* Exercise brief
Images embedded in the records are excluded; print everything else exactly as given.

* Input records
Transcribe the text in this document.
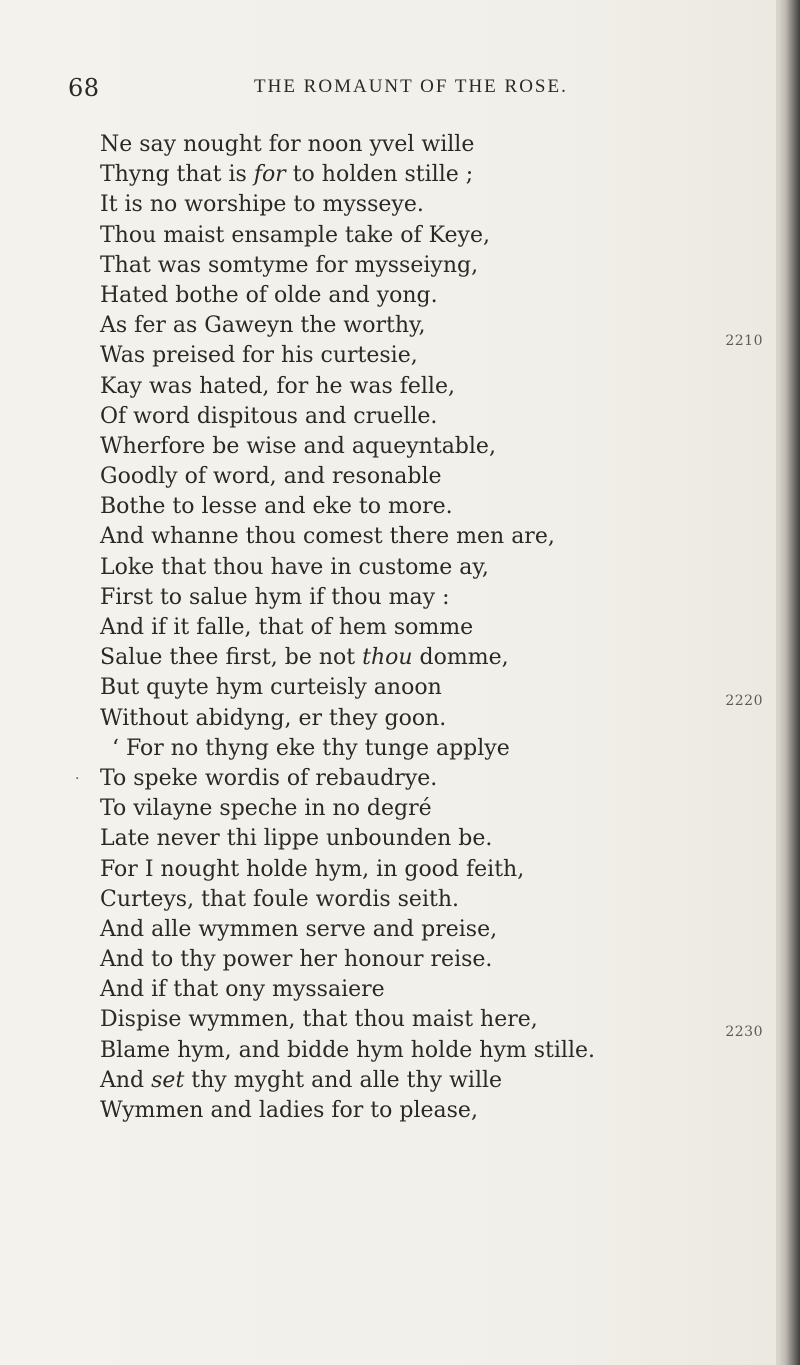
68	THE ROMAUNT OF THE ROSE.
Ne say nought for noon yvel wille
Thyng that is for to holden stille ;
It is no worshipe to mysseye.
Thou maist ensample take of Keye,
That was somtyme for mysseiyng,
Hated bothe of olde and yong.
As fer as Gaweyn the worthy,
Was preised for his curtesie,
Kay was hated, for he was felle,
Of word dispitous and cruelle.
Wherfore be wise and aqueyntable,
Goodly of word, and resonable
Bothe to lesse and eke to more.
And whanne thou comest there men are,
Loke that thou have in custome ay,
First to salue hym if thou may :
And if it falle, that of hem somme
Salue thee first, be not thou domme,
But quyte hym curteisly anoon
Without abidyng, er they goon.
‘ For no thyng eke thy tunge applye
· To speke wordis of rebaudrye.
To vilayne speche in no degré
Late never thi lippe unbounden be.
For I nought holde hym, in good feith,
Curteys, that foule wordis seith.
And alle wymmen serve and preise,
And to thy power her honour reise.
And if that ony myssaiere
Dispise wymmen, that thou maist here,
Blame hym, and bidde hym holde hym stille.
And set thy myght and alle thy wille
Wymmen and ladies for to please,
2210
2220
2230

* Solution to this exercise
Transcribe the text in this document.
68	THE ROMAUNT OF THE ROSE.
Ne say nought for noon yvel wille
Thyng that is for to holden stille ;
It is no worshipe to mysseye.
Thou maist ensample take of Keye,
That was somtyme for mysseiyng,
Hated bothe of olde and yong.
As fer as Gaweyn the worthy,
Was preised for his curtesie,
Kay was hated, for he was felle,
Of word dispitous and cruelle.
Wherfore be wise and aqueyntable,
Goodly of word, and resonable
Bothe to lesse and eke to more.
And whanne thou comest there men are,
Loke that thou have in custome ay,
First to salue hym if thou may :
And if it falle, that of hem somme
Salue thee first, be not thou domme,
But quyte hym curteisly anoon
Without abidyng, er they goon.
‘ For no thyng eke thy tunge applye
· To speke wordis of rebaudrye.
To vilayne speche in no degré
Late never thi lippe unbounden be.
For I nought holde hym, in good feith,
Curteys, that foule wordis seith.
And alle wymmen serve and preise,
And to thy power her honour reise.
And if that ony myssaiere
Dispise wymmen, that thou maist here,
Blame hym, and bidde hym holde hym stille.
And set thy myght and alle thy wille
Wymmen and ladies for to please,
2210
2220
2230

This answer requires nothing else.